Check every line below for the word "información" and copy the ones that have it.

**PROVIDED MATERIAL**.
####
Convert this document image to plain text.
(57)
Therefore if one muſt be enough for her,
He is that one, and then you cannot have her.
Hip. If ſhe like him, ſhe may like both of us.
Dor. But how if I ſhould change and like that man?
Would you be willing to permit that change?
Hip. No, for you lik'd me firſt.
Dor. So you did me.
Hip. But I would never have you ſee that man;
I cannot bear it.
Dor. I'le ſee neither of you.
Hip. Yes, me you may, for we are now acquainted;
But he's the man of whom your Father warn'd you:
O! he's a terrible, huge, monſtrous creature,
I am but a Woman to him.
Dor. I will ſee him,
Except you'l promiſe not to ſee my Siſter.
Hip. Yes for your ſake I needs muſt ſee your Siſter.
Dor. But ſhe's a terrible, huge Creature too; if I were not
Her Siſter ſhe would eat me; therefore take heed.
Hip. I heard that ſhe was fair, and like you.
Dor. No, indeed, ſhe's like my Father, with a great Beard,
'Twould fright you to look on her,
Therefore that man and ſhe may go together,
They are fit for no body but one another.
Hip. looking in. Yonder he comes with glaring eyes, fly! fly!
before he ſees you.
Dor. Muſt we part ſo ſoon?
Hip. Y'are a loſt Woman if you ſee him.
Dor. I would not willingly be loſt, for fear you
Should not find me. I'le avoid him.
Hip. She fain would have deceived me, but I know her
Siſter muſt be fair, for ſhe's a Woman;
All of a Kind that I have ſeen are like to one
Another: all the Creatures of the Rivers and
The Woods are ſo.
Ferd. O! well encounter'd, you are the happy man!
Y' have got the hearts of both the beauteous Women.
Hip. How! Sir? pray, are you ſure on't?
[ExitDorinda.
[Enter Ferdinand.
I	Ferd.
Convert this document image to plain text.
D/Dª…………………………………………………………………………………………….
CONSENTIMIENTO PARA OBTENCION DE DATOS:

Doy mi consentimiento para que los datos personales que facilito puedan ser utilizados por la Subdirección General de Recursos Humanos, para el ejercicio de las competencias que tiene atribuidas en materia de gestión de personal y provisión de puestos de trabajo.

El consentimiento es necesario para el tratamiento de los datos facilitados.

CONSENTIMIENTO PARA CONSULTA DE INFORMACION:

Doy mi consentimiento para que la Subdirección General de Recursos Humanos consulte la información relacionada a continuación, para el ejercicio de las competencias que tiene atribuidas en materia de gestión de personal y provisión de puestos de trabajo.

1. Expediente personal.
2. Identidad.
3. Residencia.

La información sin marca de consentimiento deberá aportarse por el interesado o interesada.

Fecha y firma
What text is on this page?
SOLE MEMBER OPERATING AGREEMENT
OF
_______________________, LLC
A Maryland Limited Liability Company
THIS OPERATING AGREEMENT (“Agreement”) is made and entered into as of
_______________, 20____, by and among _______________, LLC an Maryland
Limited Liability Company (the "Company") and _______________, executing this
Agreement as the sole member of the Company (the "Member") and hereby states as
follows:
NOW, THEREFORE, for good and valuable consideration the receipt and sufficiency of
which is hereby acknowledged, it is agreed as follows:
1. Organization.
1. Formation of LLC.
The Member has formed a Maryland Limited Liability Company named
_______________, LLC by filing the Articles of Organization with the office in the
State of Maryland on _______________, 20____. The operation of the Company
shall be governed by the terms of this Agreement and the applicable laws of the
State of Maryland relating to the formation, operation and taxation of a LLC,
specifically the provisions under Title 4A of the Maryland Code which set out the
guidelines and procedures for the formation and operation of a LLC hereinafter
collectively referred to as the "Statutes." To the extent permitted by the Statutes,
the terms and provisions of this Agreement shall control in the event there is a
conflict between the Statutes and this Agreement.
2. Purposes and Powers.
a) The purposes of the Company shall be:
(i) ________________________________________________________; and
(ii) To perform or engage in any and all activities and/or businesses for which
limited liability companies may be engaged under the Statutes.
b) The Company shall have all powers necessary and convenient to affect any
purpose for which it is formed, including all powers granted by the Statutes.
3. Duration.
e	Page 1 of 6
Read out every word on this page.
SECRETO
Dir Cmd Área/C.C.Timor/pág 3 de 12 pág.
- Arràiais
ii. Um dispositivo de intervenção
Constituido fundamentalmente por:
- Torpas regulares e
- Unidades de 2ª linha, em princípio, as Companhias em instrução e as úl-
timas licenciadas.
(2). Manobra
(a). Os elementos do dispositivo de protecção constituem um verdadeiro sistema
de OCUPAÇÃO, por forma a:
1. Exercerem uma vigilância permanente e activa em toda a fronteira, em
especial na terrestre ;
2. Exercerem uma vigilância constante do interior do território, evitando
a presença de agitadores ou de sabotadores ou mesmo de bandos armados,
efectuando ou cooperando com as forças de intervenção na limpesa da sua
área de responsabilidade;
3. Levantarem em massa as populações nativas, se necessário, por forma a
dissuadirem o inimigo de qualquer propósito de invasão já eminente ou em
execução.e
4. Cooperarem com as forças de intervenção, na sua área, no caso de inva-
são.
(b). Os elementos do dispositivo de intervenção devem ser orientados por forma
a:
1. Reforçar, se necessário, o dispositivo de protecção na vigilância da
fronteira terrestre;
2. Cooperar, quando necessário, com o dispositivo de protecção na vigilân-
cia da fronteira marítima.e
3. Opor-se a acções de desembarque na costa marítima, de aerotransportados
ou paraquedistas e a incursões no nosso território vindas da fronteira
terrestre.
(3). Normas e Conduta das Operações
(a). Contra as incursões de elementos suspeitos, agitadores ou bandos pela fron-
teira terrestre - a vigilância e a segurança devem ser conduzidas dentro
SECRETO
####
**EXPECTED ANSWER**.
Doy mi consentimiento para que la Subdirección General de Recursos Humanos consulte la información relacionada a continuación, para el ejercicio de las competencias que tiene atribuidas en materia de gestión de personal y provisión de puestos de trabajo.
La información sin marca de consentimiento deberá aportarse por el interesado o interesada.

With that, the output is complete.